Each entry below is to be printed verbatim.
↓↓↓
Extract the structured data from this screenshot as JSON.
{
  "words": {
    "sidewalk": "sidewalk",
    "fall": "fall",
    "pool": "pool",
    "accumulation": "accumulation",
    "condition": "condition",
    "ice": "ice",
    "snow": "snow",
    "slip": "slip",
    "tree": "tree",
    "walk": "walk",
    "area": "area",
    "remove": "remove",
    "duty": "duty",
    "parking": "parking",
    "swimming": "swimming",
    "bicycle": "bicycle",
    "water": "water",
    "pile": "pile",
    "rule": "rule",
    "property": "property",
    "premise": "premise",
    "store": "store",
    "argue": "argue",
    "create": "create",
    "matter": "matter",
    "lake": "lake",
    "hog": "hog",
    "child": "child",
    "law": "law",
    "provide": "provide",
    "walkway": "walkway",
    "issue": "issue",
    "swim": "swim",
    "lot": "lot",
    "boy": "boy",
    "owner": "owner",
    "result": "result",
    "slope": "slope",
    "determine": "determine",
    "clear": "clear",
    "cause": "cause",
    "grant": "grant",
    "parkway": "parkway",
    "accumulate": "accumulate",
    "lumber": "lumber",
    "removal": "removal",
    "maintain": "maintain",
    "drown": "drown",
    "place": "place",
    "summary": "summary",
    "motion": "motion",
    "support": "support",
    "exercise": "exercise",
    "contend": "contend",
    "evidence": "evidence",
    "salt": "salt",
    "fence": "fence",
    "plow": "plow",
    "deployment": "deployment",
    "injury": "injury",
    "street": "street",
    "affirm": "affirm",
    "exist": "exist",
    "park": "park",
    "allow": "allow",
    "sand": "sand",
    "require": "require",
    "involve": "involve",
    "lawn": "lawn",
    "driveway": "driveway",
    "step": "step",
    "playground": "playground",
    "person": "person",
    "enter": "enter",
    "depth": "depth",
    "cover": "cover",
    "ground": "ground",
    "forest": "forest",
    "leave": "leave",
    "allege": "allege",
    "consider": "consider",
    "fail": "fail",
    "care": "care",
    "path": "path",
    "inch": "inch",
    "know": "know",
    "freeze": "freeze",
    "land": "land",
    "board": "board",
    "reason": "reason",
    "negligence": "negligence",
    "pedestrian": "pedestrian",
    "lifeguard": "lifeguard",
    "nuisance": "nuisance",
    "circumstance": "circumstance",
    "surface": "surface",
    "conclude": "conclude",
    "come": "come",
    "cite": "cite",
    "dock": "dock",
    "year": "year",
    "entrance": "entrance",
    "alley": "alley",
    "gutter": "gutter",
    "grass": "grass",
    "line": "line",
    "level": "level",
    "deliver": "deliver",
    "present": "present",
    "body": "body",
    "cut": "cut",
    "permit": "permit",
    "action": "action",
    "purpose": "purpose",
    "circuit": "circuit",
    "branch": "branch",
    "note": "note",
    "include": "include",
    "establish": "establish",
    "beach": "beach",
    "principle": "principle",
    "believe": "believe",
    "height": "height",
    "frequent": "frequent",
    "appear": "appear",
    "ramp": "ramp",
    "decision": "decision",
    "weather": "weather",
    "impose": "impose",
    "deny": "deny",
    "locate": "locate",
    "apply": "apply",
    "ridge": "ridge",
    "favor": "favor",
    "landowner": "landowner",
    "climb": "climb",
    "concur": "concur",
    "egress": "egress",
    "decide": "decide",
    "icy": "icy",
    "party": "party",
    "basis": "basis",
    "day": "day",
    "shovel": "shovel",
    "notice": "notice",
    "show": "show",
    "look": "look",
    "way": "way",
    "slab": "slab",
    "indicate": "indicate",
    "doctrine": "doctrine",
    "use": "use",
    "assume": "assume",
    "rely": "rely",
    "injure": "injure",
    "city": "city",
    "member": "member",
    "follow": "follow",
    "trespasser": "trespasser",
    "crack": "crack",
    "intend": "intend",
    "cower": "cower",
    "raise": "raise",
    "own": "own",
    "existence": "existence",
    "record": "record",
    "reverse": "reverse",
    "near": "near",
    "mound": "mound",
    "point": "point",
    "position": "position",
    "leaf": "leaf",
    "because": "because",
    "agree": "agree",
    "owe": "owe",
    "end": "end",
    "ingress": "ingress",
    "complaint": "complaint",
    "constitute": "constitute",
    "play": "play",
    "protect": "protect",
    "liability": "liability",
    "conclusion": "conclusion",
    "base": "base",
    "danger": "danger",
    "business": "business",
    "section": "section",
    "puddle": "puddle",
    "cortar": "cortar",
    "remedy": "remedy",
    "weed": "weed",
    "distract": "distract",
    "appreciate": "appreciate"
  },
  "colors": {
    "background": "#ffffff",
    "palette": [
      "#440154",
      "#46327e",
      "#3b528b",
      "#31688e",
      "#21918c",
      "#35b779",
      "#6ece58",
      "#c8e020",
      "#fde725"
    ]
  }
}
↑↑↑
Full solution:
Extract the structured data from this screenshot as JSON.
{
  "words": {
    "sidewalk": "sidewalk",
    "fall": "fall",
    "pool": "pool",
    "accumulation": "accumulation",
    "condition": "condition",
    "ice": "ice",
    "snow": "snow",
    "slip": "slip",
    "tree": "tree",
    "walk": "walk",
    "area": "area",
    "remove": "remove",
    "duty": "duty",
    "parking": "parking",
    "swimming": "swimming",
    "bicycle": "bicycle",
    "water": "water",
    "pile": "pile",
    "rule": "rule",
    "property": "property",
    "premise": "premise",
    "store": "store",
    "argue": "argue",
    "create": "create",
    "matter": "matter",
    "lake": "lake",
    "hog": "hog",
    "child": "child",
    "law": "law",
    "provide": "provide",
    "walkway": "walkway",
    "issue": "issue",
    "swim": "swim",
    "lot": "lot",
    "boy": "boy",
    "owner": "owner",
    "result": "result",
    "slope": "slope",
    "determine": "determine",
    "clear": "clear",
    "cause": "cause",
    "grant": "grant",
    "parkway": "parkway",
    "accumulate": "accumulate",
    "lumber": "lumber",
    "removal": "removal",
    "maintain": "maintain",
    "drown": "drown",
    "place": "place",
    "summary": "summary",
    "motion": "motion",
    "support": "support",
    "exercise": "exercise",
    "contend": "contend",
    "evidence": "evidence",
    "salt": "salt",
    "fence": "fence",
    "plow": "plow",
    "deployment": "deployment",
    "injury": "injury",
    "street": "street",
    "affirm": "affirm",
    "exist": "exist",
    "park": "park",
    "allow": "allow",
    "sand": "sand",
    "require": "require",
    "involve": "involve",
    "lawn": "lawn",
    "driveway": "driveway",
    "step": "step",
    "playground": "playground",
    "person": "person",
    "enter": "enter",
    "depth": "depth",
    "cover": "cover",
    "ground": "ground",
    "forest": "forest",
    "leave": "leave",
    "allege": "allege",
    "consider": "consider",
    "fail": "fail",
    "care": "care",
    "path": "path",
    "inch": "inch",
    "know": "know",
    "freeze": "freeze",
    "land": "land",
    "board": "board",
    "reason": "reason",
    "negligence": "negligence",
    "pedestrian": "pedestrian",
    "lifeguard": "lifeguard",
    "nuisance": "nuisance",
    "circumstance": "circumstance",
    "surface": "surface",
    "conclude": "conclude",
    "come": "come",
    "cite": "cite",
    "dock": "dock",
    "year": "year",
    "entrance": "entrance",
    "alley": "alley",
    "gutter": "gutter",
    "grass": "grass",
    "line": "line",
    "level": "level",
    "deliver": "deliver",
    "present": "present",
    "body": "body",
    "cut": "cut",
    "permit": "permit",
    "action": "action",
    "purpose": "purpose",
    "circuit": "circuit",
    "branch": "branch",
    "note": "note",
    "include": "include",
    "establish": "establish",
    "beach": "beach",
    "principle": "principle",
    "believe": "believe",
    "height": "height",
    "frequent": "frequent",
    "appear": "appear",
    "ramp": "ramp",
    "decision": "decision",
    "weather": "weather",
    "impose": "impose",
    "deny": "deny",
    "locate": "locate",
    "apply": "apply",
    "ridge": "ridge",
    "favor": "favor",
    "landowner": "landowner",
    "climb": "climb",
    "concur": "concur",
    "egress": "egress",
    "decide": "decide",
    "icy": "icy",
    "party": "party",
    "basis": "basis",
    "day": "day",
    "shovel": "shovel",
    "notice": "notice",
    "show": "show",
    "look": "look",
    "way": "way",
    "slab": "slab",
    "indicate": "indicate",
    "doctrine": "doctrine",
    "use": "use",
    "assume": "assume",
    "rely": "rely",
    "injure": "injure",
    "city": "city",
    "member": "member",
    "follow": "follow",
    "trespasser": "trespasser",
    "crack": "crack",
    "intend": "intend",
    "cower": "cower",
    "raise": "raise",
    "own": "own",
    "existence": "existence",
    "record": "record",
    "reverse": "reverse",
    "near": "near",
    "mound": "mound",
    "point": "point",
    "position": "position",
    "leaf": "leaf",
    "because": "because",
    "agree": "agree",
    "owe": "owe",
    "end": "end",
    "ingress": "ingress",
    "complaint": "complaint",
    "constitute": "constitute",
    "play": "play",
    "protect": "protect",
    "liability": "liability",
    "conclusion": "conclusion",
    "base": "base",
    "danger": "danger",
    "business": "business",
    "section": "section",
    "puddle": "puddle",
    "cortar": "cortar",
    "remedy": "remedy",
    "weed": "weed",
    "distract": "distract",
    "appreciate": "appreciate"
  },
  "colors": {
    "background": "#ffffff",
    "palette": [
      "#440154",
      "#46327e",
      "#3b528b",
      "#31688e",
      "#21918c",
      "#35b779",
      "#6ece58",
      "#c8e020",
      "#fde725"
    ]
  }
}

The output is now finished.